* Exercise aim *
Copy each line below containing "community".

[Data tied to figure images]
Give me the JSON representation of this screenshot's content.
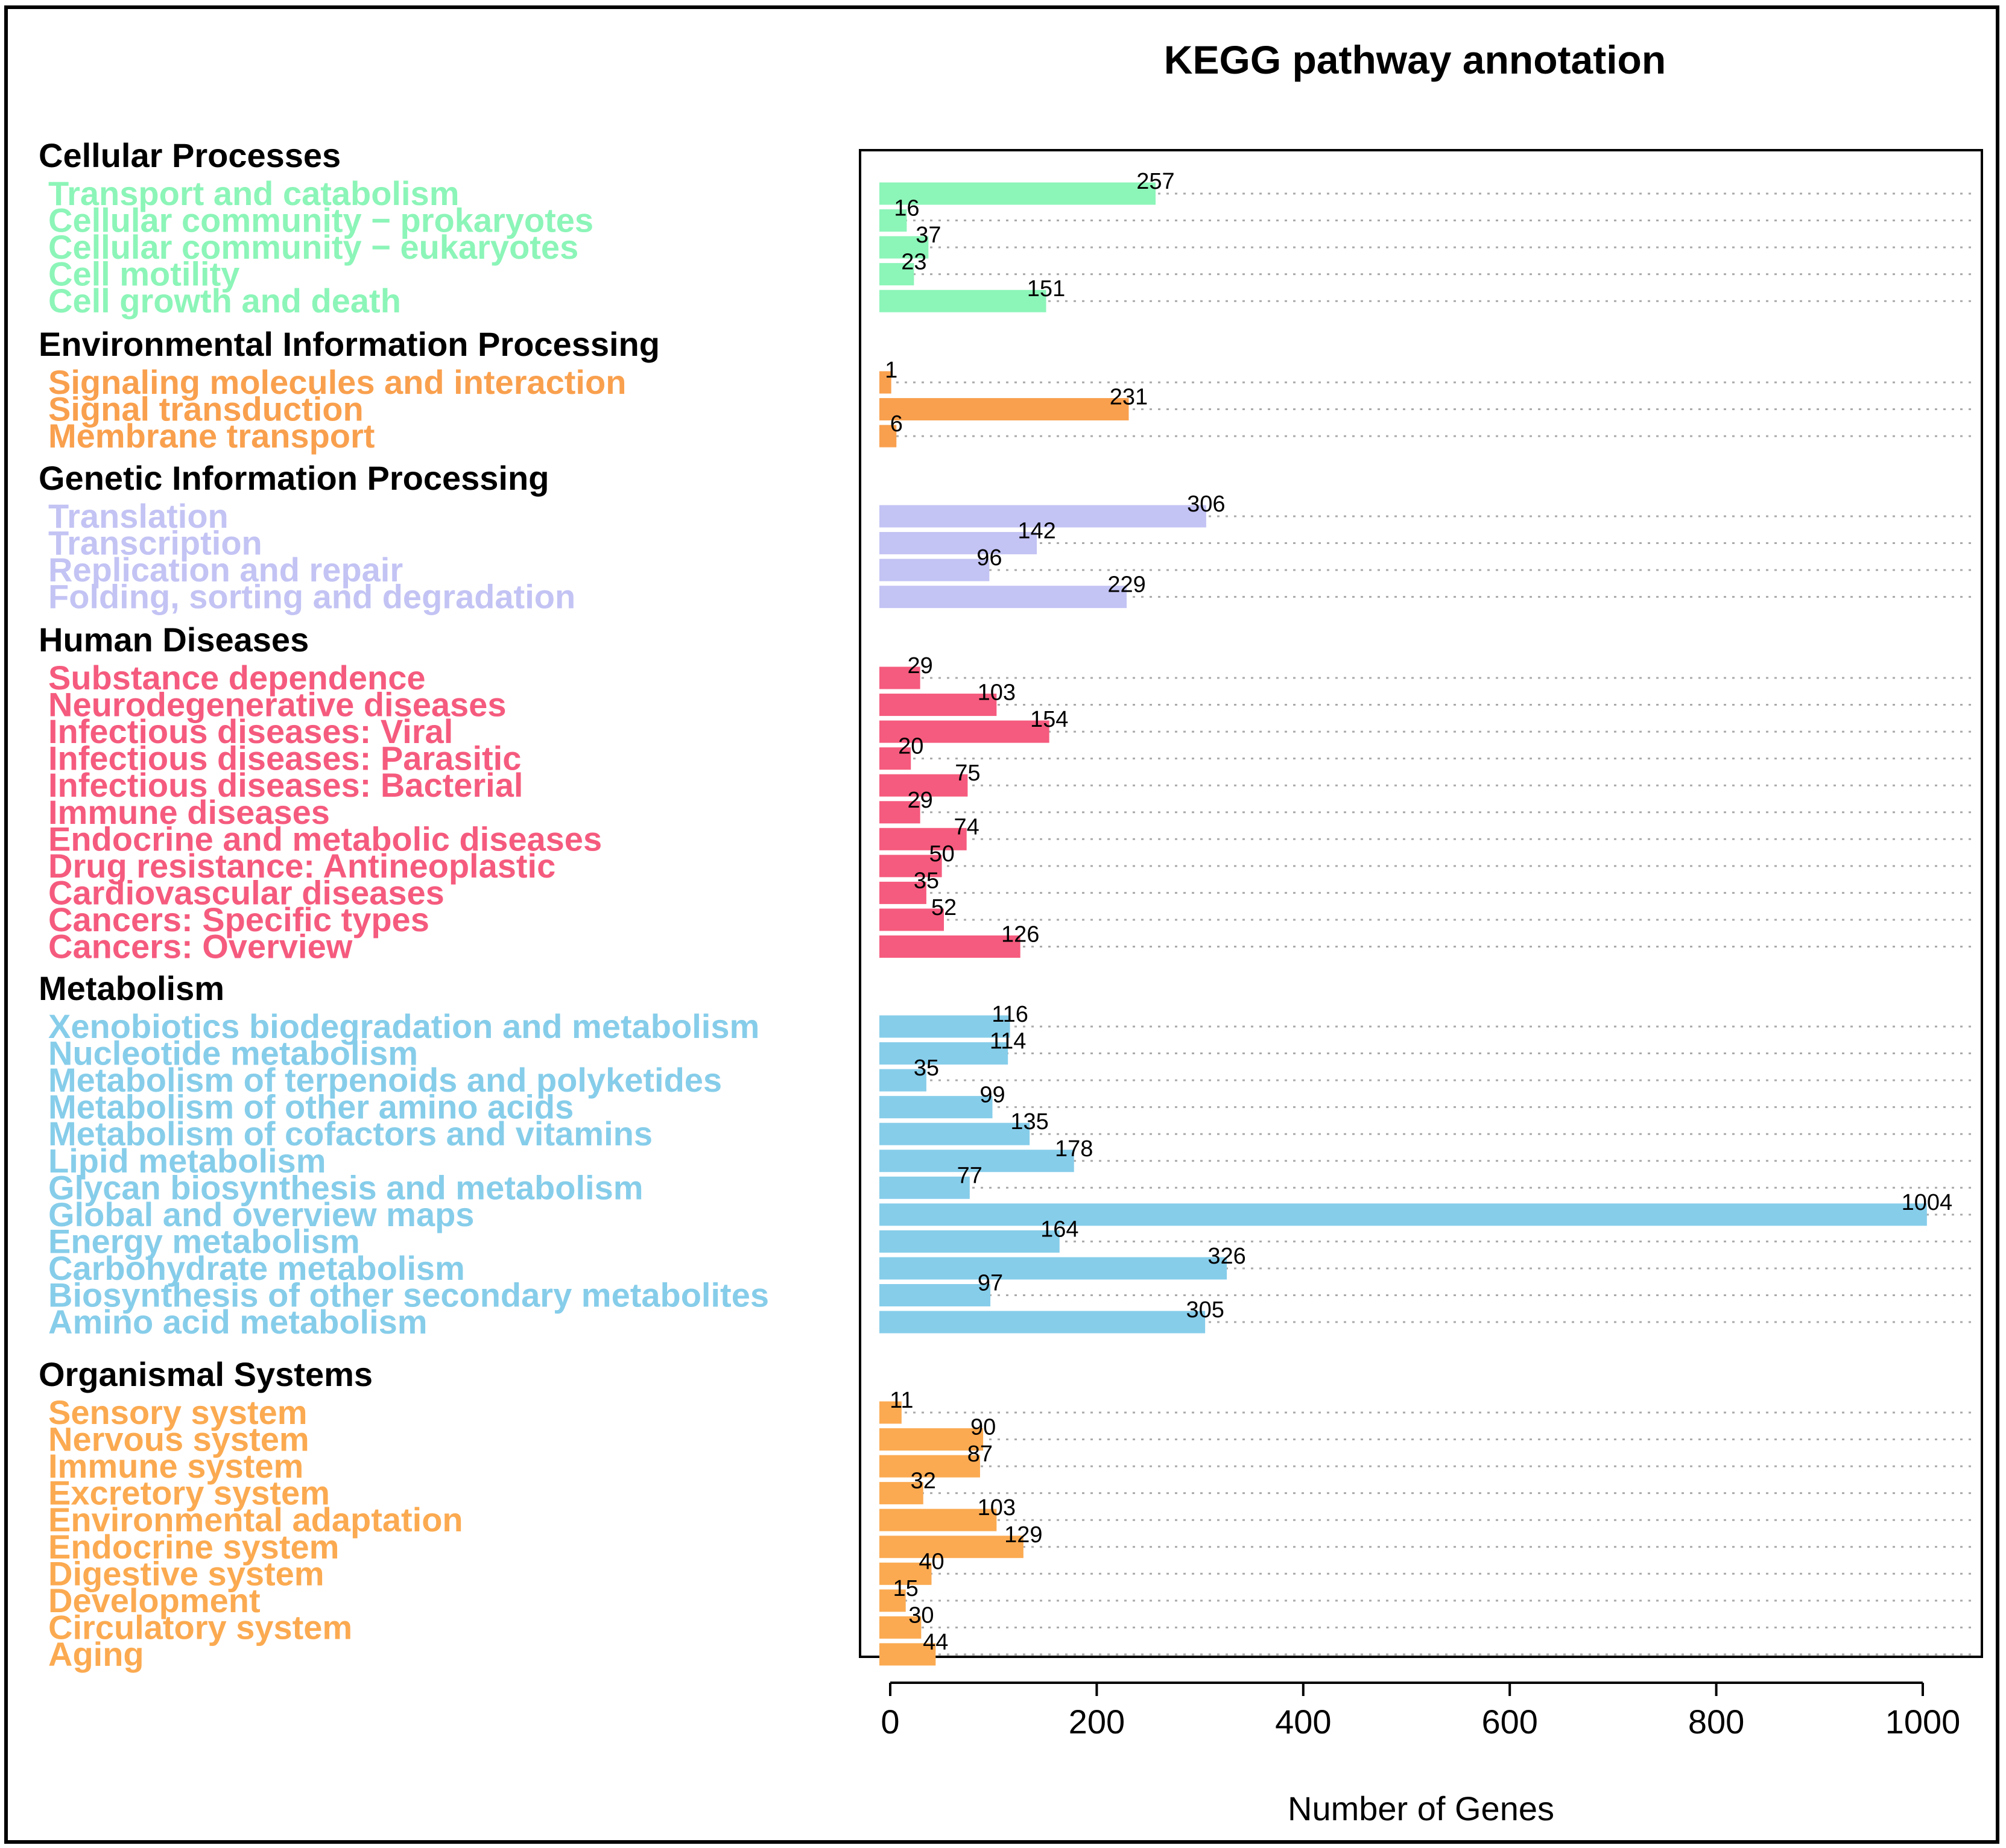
{
  "chart_data": {
    "type": "bar",
    "orientation": "horizontal",
    "title": "KEGG pathway annotation",
    "xlabel": "Number of Genes",
    "ylabel": "",
    "xlim": [
      0,
      1000
    ],
    "xticks": [
      0,
      200,
      400,
      600,
      800,
      1000
    ],
    "grid": "dotted horizontal",
    "groups": [
      {
        "name": "Cellular Processes",
        "color": "#8CF5B8",
        "categories": [
          "Transport and catabolism",
          "Cellular community − prokaryotes",
          "Cellular community − eukaryotes",
          "Cell motility",
          "Cell growth and death"
        ],
        "values": [
          257,
          16,
          37,
          23,
          151
        ]
      },
      {
        "name": "Environmental Information Processing",
        "color": "#F9A04E",
        "categories": [
          "Signaling molecules and interaction",
          "Signal transduction",
          "Membrane transport"
        ],
        "values": [
          1,
          231,
          6
        ]
      },
      {
        "name": "Genetic Information Processing",
        "color": "#C3C3F4",
        "categories": [
          "Translation",
          "Transcription",
          "Replication and repair",
          "Folding, sorting and degradation"
        ],
        "values": [
          306,
          142,
          96,
          229
        ]
      },
      {
        "name": "Human Diseases",
        "color": "#F55B7E",
        "categories": [
          "Substance dependence",
          "Neurodegenerative diseases",
          "Infectious diseases: Viral",
          "Infectious diseases: Parasitic",
          "Infectious diseases: Bacterial",
          "Immune diseases",
          "Endocrine and metabolic diseases",
          "Drug resistance: Antineoplastic",
          "Cardiovascular diseases",
          "Cancers: Specific types",
          "Cancers: Overview"
        ],
        "values": [
          29,
          103,
          154,
          20,
          75,
          29,
          74,
          50,
          35,
          52,
          126
        ]
      },
      {
        "name": "Metabolism",
        "color": "#86CDEA",
        "categories": [
          "Xenobiotics biodegradation and metabolism",
          "Nucleotide metabolism",
          "Metabolism of terpenoids and polyketides",
          "Metabolism of other amino acids",
          "Metabolism of cofactors and vitamins",
          "Lipid metabolism",
          "Glycan biosynthesis and metabolism",
          "Global and overview maps",
          "Energy metabolism",
          "Carbohydrate metabolism",
          "Biosynthesis of other secondary metabolites",
          "Amino acid metabolism"
        ],
        "values": [
          116,
          114,
          35,
          99,
          135,
          178,
          77,
          1004,
          164,
          326,
          97,
          305
        ]
      },
      {
        "name": "Organismal Systems",
        "color": "#FBAA51",
        "categories": [
          "Sensory system",
          "Nervous system",
          "Immune system",
          "Excretory system",
          "Environmental adaptation",
          "Endocrine system",
          "Digestive system",
          "Development",
          "Circulatory system",
          "Aging"
        ],
        "values": [
          11,
          90,
          87,
          32,
          103,
          129,
          40,
          15,
          30,
          44
        ]
      }
    ]
  }
}
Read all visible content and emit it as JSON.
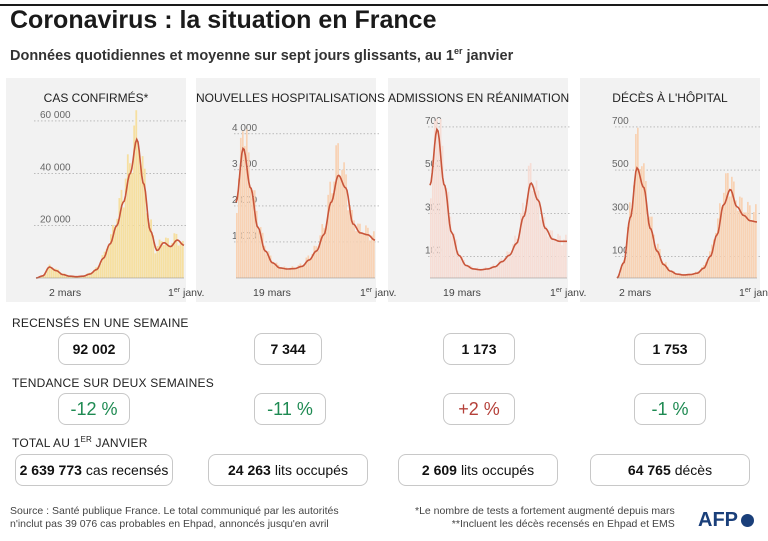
{
  "title": "Coronavirus : la situation en France",
  "subtitle": {
    "main": "Données quotidiennes et moyenne sur sept jours glissants, au 1",
    "sup": "er",
    "end": " janvier"
  },
  "rows": {
    "weekly": "RECENSÉS EN UNE SEMAINE",
    "trend": "TENDANCE SUR DEUX SEMAINES",
    "total_main": "TOTAL AU 1",
    "total_sup": "ER",
    "total_end": " JANVIER"
  },
  "panels": [
    {
      "title": "CAS CONFIRMÉS*",
      "weekly": "92 002",
      "trend": "-12 %",
      "total": "2 639 773",
      "total_suffix": "cas recensés"
    },
    {
      "title": "NOUVELLES HOSPITALISATIONS",
      "weekly": "7 344",
      "trend": "-11 %",
      "total": "24 263",
      "total_suffix": "lits occupés"
    },
    {
      "title": "ADMISSIONS EN RÉANIMATION",
      "weekly": "1 173",
      "trend": "+2 %",
      "total": "2 609",
      "total_suffix": "lits occupés"
    },
    {
      "title": "DÉCÈS À L'HÔPITAL",
      "weekly": "1 753",
      "trend": "-1 %",
      "total": "64 765",
      "total_suffix": "décès"
    }
  ],
  "footer": {
    "source1": "Source : Santé publique France. Le total communiqué par les autorités",
    "source2": "n'inclut pas 39 076 cas probables en Ehpad, annoncés jusqu'en avril",
    "note1": "*Le nombre de tests a fortement augmenté depuis mars",
    "note2": "**Incluent les décès recensés en Ehpad et EMS",
    "logo": "AFP"
  },
  "colors": {
    "avg_line": "#c8553a",
    "down": "#1e8a52",
    "up": "#b5413a"
  },
  "chart_data": [
    {
      "type": "area",
      "title": "CAS CONFIRMÉS*",
      "ylim": [
        0,
        68000
      ],
      "yticks": [
        20000,
        40000,
        60000
      ],
      "ytick_labels": [
        "20 000",
        "40 000",
        "60 000"
      ],
      "xtick_labels": [
        "2 mars",
        "1er janv."
      ],
      "x_start": "2020-03-02",
      "x_end": "2021-01-01",
      "bar_color": "#f6dfa0",
      "daily_anchor_values": [
        0,
        1000,
        4500,
        3000,
        1500,
        800,
        600,
        800,
        1800,
        3500,
        8000,
        14000,
        22000,
        32000,
        42000,
        55000,
        40000,
        20000,
        11000,
        14000,
        13000,
        15000,
        12000
      ],
      "avg_anchor_values": [
        0,
        800,
        4200,
        2800,
        1300,
        700,
        500,
        700,
        1500,
        3200,
        7500,
        13000,
        20000,
        29000,
        40000,
        53000,
        36000,
        18000,
        10500,
        13500,
        12000,
        14500,
        12500
      ]
    },
    {
      "type": "area",
      "title": "NOUVELLES HOSPITALISATIONS",
      "ylim": [
        0,
        4300
      ],
      "yticks": [
        1000,
        2000,
        3000,
        4000
      ],
      "ytick_labels": [
        "1 000",
        "2 000",
        "3 000",
        "4 000"
      ],
      "xtick_labels": [
        "19 mars",
        "1er janv."
      ],
      "x_start": "2020-03-19",
      "x_end": "2021-01-01",
      "bar_color": "#f8d2b4",
      "daily_anchor_values": [
        2200,
        4100,
        2600,
        1500,
        800,
        450,
        300,
        260,
        280,
        350,
        550,
        800,
        1300,
        2300,
        3300,
        2700,
        1600,
        1300,
        1250,
        1100
      ],
      "avg_anchor_values": [
        2100,
        3600,
        2500,
        1400,
        750,
        420,
        280,
        250,
        260,
        320,
        500,
        750,
        1200,
        2100,
        2850,
        2500,
        1500,
        1250,
        1200,
        1050
      ]
    },
    {
      "type": "area",
      "title": "ADMISSIONS EN RÉANIMATION",
      "ylim": [
        0,
        760
      ],
      "yticks": [
        100,
        300,
        500,
        700
      ],
      "ytick_labels": [
        "100",
        "300",
        "500",
        "700"
      ],
      "xtick_labels": [
        "19 mars",
        "1er janv."
      ],
      "x_start": "2020-03-19",
      "x_end": "2021-01-01",
      "bar_color": "#f6ddd5",
      "daily_anchor_values": [
        450,
        740,
        450,
        220,
        110,
        60,
        45,
        40,
        45,
        55,
        80,
        110,
        170,
        300,
        470,
        380,
        240,
        190,
        175,
        170
      ],
      "avg_anchor_values": [
        430,
        690,
        430,
        210,
        105,
        58,
        42,
        38,
        42,
        52,
        76,
        105,
        160,
        285,
        440,
        360,
        230,
        180,
        170,
        170
      ]
    },
    {
      "type": "area",
      "title": "DÉCÈS À L'HÔPITAL",
      "ylim": [
        0,
        760
      ],
      "yticks": [
        100,
        300,
        500,
        700
      ],
      "ytick_labels": [
        "100",
        "300",
        "500",
        "700"
      ],
      "xtick_labels": [
        "2 mars",
        "1er janv."
      ],
      "x_start": "2020-03-02",
      "x_end": "2021-01-01",
      "bar_color": "#f8d2b4",
      "daily_anchor_values": [
        0,
        80,
        320,
        620,
        450,
        250,
        140,
        70,
        35,
        20,
        15,
        18,
        25,
        50,
        110,
        220,
        380,
        460,
        350,
        320,
        300,
        290
      ],
      "avg_anchor_values": [
        0,
        70,
        280,
        510,
        420,
        230,
        125,
        62,
        32,
        18,
        14,
        16,
        22,
        45,
        100,
        200,
        340,
        410,
        330,
        290,
        265,
        260
      ]
    }
  ]
}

* Answer to this task *
          "Cellular community − prokaryotes",
          "Cellular community − eukaryotes",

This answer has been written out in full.